[Stored items from a collection]
|---|
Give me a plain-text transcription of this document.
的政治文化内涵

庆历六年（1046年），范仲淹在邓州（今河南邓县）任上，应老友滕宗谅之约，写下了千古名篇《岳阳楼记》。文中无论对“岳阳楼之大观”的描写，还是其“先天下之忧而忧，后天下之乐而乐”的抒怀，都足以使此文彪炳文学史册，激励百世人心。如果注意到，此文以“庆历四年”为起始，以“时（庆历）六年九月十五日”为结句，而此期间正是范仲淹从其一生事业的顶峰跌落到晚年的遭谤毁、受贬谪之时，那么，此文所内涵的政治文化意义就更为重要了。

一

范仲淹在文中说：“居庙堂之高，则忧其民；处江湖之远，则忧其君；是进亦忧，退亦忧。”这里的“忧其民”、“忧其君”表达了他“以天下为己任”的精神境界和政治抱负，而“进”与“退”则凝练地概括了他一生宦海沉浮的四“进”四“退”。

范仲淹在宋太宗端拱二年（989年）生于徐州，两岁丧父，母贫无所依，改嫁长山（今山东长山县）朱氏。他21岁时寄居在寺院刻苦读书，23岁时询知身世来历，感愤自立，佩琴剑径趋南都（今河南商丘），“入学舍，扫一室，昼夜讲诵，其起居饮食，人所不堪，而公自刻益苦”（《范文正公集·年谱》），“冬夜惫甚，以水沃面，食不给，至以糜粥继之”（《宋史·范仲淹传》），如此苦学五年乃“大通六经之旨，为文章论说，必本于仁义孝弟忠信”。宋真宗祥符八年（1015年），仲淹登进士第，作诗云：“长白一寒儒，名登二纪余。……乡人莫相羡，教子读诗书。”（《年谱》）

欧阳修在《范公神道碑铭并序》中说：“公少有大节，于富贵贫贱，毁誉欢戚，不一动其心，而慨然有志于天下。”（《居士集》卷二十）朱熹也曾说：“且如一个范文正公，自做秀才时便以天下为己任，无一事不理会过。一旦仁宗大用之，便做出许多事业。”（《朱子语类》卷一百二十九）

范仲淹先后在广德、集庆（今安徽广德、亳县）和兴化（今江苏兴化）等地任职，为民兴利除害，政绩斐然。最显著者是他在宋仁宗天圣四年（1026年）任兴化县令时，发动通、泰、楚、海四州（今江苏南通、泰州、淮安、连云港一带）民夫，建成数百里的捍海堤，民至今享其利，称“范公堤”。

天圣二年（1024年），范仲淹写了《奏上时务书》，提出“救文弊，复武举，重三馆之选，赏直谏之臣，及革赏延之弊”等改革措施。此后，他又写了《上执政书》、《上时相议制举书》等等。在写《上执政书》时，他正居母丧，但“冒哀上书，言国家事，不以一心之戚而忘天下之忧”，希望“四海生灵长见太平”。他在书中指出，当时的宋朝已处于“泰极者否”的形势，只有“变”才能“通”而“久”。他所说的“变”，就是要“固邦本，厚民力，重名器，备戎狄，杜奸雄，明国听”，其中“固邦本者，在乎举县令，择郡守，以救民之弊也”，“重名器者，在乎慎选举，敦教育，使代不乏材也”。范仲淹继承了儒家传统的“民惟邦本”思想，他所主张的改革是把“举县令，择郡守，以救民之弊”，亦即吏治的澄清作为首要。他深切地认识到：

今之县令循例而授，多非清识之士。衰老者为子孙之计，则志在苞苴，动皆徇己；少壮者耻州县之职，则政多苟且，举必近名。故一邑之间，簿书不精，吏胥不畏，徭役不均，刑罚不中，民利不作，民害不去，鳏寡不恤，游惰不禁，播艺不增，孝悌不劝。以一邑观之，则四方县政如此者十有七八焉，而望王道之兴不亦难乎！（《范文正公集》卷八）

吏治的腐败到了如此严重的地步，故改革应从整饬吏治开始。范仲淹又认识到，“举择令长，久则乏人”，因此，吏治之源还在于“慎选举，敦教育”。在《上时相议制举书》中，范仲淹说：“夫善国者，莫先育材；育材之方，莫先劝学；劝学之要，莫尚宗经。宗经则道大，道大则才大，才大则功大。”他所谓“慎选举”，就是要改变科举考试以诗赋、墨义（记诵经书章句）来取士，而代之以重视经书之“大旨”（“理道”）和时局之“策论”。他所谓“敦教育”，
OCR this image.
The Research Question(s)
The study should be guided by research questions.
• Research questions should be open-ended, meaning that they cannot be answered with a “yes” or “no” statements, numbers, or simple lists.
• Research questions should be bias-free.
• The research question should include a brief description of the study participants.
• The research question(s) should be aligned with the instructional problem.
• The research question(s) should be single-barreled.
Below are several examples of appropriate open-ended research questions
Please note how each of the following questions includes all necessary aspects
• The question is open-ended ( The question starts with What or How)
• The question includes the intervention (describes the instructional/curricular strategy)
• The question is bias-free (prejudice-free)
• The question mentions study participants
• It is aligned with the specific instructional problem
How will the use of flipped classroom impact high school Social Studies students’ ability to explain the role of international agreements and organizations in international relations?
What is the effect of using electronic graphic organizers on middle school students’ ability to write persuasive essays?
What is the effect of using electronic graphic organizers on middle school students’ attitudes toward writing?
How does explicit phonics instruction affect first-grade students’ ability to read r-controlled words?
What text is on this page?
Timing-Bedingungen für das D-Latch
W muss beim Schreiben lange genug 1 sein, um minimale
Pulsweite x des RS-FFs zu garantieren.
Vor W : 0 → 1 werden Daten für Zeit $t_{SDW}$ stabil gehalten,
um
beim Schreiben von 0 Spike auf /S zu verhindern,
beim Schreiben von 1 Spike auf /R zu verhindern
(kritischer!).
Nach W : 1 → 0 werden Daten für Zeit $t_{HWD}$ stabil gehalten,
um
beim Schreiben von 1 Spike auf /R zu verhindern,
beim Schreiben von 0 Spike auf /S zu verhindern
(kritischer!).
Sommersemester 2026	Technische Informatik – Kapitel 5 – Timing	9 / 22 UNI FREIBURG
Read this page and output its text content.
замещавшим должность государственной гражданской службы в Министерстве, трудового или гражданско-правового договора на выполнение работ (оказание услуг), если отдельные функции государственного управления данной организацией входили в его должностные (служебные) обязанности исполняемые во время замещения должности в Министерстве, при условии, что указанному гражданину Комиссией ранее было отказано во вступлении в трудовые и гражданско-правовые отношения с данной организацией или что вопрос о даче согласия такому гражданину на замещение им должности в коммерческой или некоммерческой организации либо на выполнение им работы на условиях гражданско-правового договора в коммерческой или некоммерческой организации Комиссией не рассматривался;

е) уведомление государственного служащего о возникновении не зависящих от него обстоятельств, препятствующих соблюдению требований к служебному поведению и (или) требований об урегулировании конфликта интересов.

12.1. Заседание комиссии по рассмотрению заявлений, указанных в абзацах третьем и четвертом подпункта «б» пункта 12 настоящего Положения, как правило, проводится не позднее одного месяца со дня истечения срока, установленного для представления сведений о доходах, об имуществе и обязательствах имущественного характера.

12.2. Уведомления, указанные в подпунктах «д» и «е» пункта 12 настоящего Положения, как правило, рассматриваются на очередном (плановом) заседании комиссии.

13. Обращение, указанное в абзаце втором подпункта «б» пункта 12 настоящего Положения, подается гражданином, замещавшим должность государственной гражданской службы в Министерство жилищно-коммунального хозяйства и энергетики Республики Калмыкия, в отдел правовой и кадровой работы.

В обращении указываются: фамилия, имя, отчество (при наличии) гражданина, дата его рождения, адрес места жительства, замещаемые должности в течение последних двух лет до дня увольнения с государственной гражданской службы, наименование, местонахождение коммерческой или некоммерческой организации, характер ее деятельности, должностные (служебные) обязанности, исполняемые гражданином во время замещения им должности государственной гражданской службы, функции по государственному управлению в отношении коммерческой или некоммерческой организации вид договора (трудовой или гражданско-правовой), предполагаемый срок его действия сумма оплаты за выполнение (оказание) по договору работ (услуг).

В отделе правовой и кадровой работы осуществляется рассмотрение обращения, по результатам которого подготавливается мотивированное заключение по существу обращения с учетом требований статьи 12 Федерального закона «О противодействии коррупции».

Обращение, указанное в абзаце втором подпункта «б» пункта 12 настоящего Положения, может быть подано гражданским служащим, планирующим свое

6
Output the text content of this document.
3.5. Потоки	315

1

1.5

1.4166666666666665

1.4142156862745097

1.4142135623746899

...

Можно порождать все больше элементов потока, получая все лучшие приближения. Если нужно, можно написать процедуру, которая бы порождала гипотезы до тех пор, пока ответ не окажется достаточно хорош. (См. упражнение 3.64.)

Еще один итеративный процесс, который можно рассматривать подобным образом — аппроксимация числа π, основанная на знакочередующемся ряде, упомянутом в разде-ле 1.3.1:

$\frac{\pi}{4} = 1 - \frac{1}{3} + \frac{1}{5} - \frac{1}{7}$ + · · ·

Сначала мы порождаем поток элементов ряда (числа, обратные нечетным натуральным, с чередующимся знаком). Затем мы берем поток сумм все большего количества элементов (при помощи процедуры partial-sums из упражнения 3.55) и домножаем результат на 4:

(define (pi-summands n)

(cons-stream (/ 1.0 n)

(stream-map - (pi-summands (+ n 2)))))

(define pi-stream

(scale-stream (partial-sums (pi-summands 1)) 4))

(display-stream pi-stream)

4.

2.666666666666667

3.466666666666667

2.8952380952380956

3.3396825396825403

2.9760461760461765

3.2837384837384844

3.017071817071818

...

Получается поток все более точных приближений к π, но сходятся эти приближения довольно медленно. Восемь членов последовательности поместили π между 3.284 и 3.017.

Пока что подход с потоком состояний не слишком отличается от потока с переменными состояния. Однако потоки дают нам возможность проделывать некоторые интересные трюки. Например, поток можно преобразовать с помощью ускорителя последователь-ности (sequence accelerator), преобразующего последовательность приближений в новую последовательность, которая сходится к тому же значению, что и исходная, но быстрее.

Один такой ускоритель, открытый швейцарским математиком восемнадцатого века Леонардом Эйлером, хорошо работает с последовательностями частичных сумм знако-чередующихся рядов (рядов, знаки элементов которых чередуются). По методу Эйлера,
|---|
* **Instructions to follow**:
Search the records above for the string "students". Copy every line that contains it.

* **Result**:
How will the use of flipped classroom impact high school Social Studies students’ ability to explain the role of international agreements and organizations in international relations?
What is the effect of using electronic graphic organizers on middle school students’ ability to write persuasive essays?
What is the effect of using electronic graphic organizers on middle school students’ attitudes toward writing?
How does explicit phonics instruction affect first-grade students’ ability to read r-controlled words?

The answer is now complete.